Job
Locate each line below that includes "roller" and reproduce it.

[Records from a collection of figures]

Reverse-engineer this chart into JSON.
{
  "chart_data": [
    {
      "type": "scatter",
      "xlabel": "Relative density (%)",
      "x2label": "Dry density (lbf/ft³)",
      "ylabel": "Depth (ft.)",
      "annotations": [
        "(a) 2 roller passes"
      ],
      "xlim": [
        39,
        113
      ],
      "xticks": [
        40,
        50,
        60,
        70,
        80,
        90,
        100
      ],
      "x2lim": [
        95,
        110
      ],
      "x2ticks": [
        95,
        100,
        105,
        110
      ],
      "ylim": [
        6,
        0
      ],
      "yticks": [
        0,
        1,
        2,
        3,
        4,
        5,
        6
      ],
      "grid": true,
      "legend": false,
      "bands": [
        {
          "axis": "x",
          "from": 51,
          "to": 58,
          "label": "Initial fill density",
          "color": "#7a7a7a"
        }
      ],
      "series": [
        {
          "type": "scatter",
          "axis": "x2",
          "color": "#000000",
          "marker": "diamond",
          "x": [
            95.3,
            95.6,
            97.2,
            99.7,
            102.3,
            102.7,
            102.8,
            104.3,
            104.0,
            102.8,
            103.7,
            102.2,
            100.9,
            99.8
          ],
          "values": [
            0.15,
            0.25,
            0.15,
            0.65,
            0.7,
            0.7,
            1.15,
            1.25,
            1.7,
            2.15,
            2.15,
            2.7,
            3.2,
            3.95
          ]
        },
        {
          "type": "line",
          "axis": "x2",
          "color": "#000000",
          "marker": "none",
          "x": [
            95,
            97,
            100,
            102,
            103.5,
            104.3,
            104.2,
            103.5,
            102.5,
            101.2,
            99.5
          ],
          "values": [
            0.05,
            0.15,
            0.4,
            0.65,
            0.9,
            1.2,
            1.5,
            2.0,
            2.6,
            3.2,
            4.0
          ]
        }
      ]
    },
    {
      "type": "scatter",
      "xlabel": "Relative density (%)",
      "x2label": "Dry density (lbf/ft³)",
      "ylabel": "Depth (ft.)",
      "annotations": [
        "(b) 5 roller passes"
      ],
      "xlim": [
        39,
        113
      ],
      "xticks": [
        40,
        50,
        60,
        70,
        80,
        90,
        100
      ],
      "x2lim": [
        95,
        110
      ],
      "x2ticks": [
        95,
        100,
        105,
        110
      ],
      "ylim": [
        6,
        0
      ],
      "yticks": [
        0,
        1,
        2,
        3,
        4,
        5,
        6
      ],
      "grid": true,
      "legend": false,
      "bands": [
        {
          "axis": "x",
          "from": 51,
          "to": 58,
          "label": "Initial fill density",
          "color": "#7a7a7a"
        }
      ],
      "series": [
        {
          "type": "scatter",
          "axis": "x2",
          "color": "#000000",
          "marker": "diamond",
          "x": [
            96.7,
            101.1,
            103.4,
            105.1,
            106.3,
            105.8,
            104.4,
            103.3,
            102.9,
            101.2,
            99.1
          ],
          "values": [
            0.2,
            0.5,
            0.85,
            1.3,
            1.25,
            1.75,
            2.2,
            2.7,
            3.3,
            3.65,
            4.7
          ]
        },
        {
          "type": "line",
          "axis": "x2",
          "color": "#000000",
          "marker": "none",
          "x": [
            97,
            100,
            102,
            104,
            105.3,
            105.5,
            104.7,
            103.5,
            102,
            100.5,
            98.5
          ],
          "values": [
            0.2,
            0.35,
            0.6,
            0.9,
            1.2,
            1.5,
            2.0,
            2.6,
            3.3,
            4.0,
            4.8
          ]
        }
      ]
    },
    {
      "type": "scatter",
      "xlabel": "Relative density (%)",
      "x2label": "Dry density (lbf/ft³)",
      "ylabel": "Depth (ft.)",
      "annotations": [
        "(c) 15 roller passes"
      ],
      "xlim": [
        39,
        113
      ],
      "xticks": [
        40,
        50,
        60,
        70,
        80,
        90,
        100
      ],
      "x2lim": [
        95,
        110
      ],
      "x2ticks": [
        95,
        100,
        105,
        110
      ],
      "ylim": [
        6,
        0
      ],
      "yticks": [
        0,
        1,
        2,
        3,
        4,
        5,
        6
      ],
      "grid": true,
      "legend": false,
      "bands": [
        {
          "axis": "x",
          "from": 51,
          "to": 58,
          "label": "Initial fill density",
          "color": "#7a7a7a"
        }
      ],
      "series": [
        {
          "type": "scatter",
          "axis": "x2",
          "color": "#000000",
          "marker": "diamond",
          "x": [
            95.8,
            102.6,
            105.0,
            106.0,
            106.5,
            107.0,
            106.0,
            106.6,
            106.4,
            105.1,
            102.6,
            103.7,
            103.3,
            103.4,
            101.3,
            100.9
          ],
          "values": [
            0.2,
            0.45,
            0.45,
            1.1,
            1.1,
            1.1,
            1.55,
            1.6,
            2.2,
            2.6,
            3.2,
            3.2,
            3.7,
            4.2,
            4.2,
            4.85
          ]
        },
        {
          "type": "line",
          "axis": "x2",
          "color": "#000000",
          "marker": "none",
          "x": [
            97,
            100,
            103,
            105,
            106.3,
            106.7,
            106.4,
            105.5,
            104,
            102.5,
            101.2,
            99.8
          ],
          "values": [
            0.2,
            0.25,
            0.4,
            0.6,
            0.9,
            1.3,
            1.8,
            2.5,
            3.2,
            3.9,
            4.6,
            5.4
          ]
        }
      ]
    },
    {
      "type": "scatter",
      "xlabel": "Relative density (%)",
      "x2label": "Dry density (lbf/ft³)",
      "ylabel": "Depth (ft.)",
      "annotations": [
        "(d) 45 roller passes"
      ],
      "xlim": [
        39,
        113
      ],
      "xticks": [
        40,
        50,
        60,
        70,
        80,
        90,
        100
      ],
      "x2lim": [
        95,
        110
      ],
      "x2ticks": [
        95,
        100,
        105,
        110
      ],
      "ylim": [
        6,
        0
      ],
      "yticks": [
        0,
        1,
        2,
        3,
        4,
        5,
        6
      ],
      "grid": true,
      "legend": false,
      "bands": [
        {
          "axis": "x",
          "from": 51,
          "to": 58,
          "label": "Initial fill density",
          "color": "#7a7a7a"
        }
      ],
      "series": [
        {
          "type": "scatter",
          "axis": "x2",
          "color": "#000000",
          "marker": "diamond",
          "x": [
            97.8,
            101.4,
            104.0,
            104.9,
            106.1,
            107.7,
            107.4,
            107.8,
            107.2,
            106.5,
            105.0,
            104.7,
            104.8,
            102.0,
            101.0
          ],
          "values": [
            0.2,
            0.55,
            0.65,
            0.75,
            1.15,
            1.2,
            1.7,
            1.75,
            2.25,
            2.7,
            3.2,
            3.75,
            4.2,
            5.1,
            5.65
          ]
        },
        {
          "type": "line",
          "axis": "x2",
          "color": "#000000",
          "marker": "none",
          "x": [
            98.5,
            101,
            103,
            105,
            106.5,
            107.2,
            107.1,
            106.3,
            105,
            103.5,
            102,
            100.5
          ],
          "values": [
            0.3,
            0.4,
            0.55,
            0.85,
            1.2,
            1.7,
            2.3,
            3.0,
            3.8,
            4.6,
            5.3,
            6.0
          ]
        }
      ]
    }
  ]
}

Answer in full
        "(a) 2 roller passes"
        "(b) 5 roller passes"
        "(c) 15 roller passes"
        "(d) 45 roller passes"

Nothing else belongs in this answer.